Data records
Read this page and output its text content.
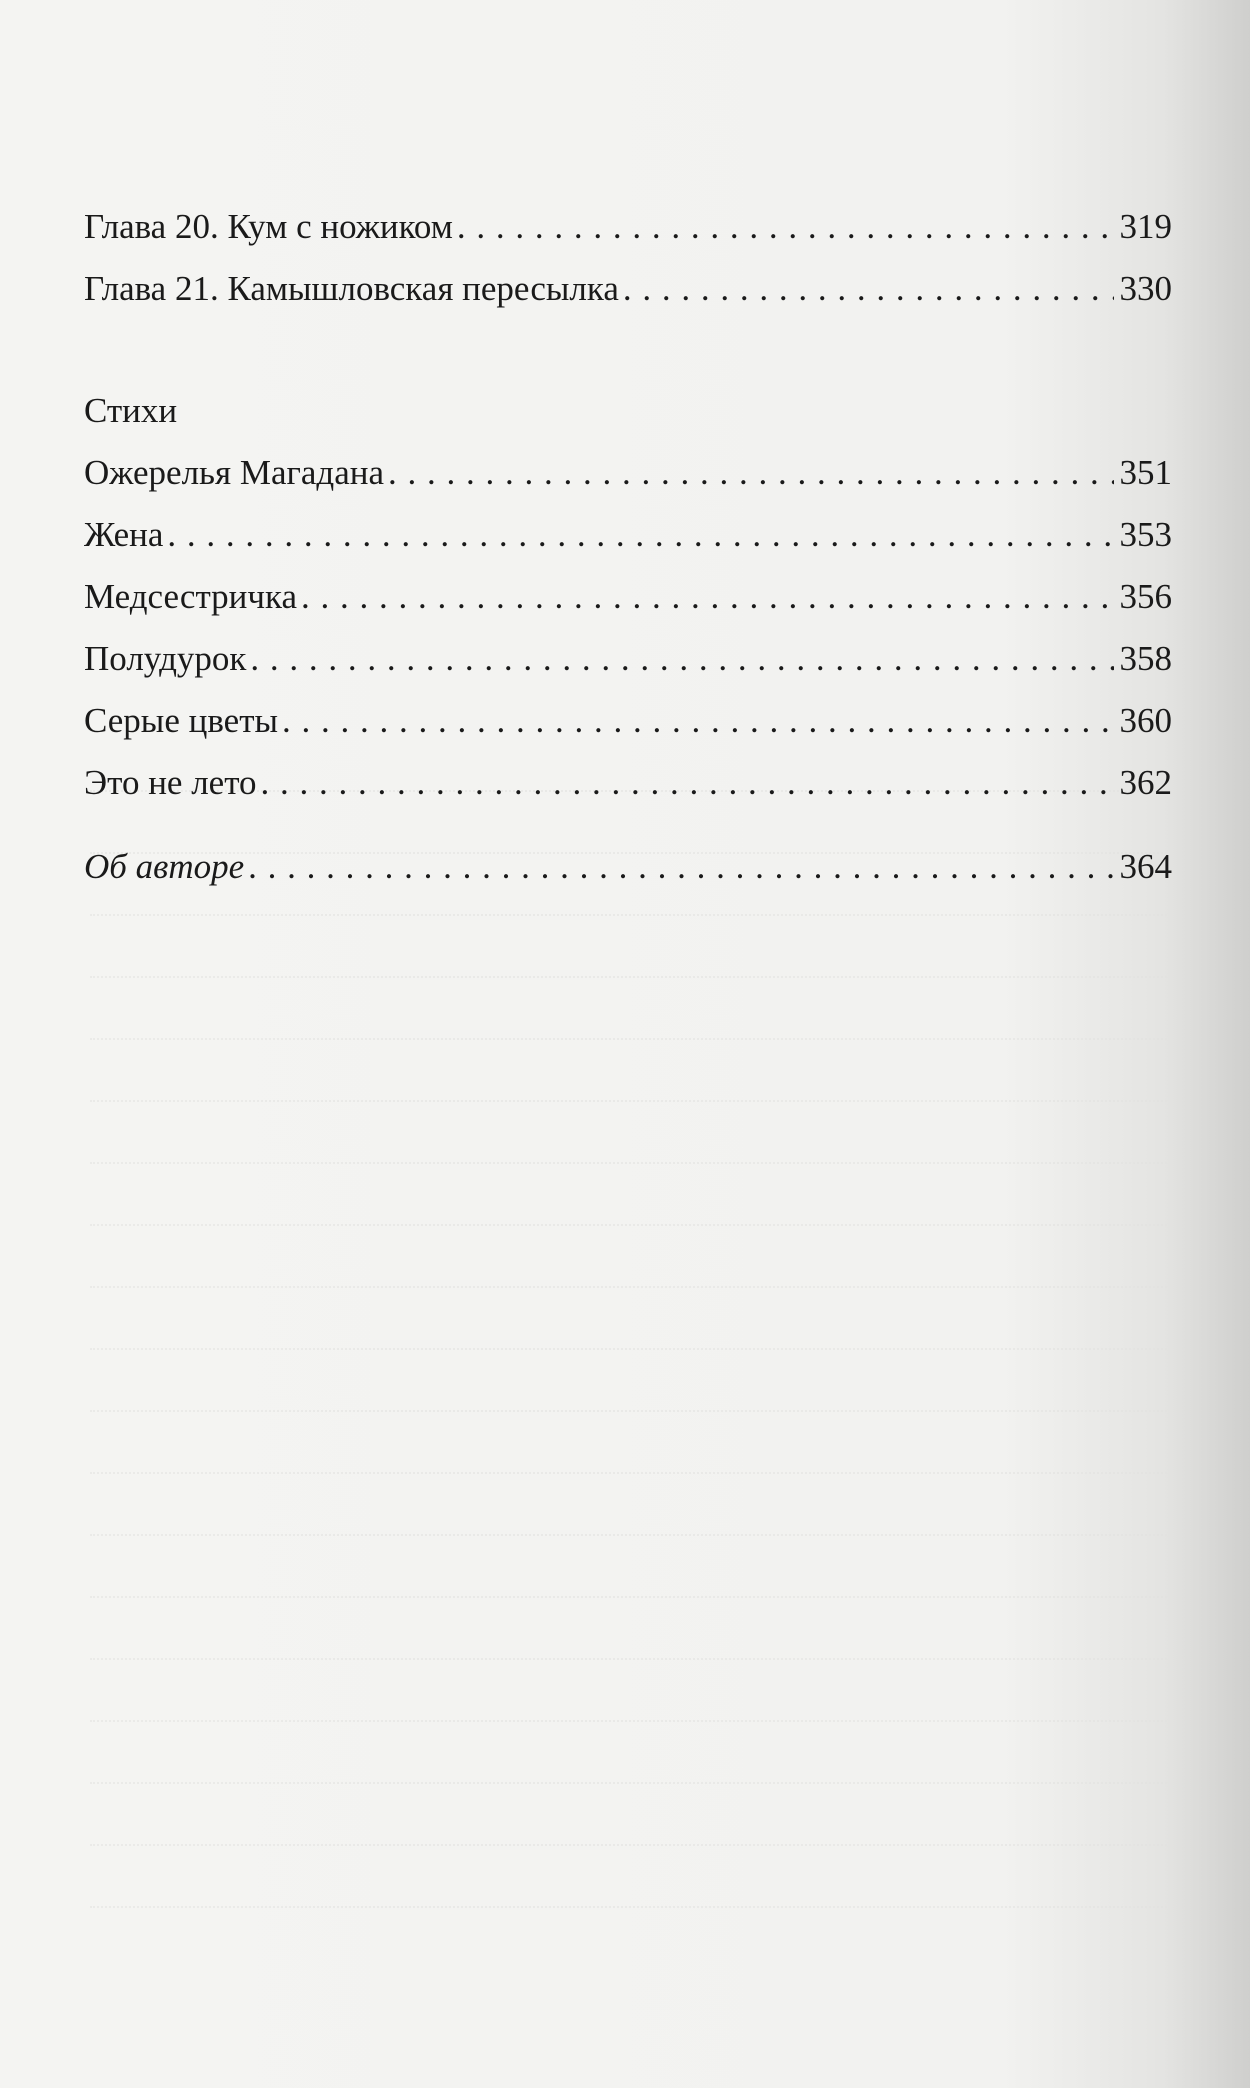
Глава 20. Кум с ножиком . . .	319
Глава 21. Камышловская пересылка . . .	330
Стихи
Ожерелья Магадана . . .	351
Жена . . .	353
Медсестричка . . .	356
Полудурок . . .	358
Серые цветы . . .	360
Это не лето . . .	362
Об авторе . . .	364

_Your task_. Set the entries down again exactly. Do not include the images.

_Result_.
Read this page and output its text content.
Глава 20. Кум с ножиком . . .	319
Глава 21. Камышловская пересылка . . .	330
Стихи
Ожерелья Магадана . . .	351
Жена . . .	353
Медсестричка . . .	356
Полудурок . . .	358
Серые цветы . . .	360
Это не лето . . .	362
Об авторе . . .	364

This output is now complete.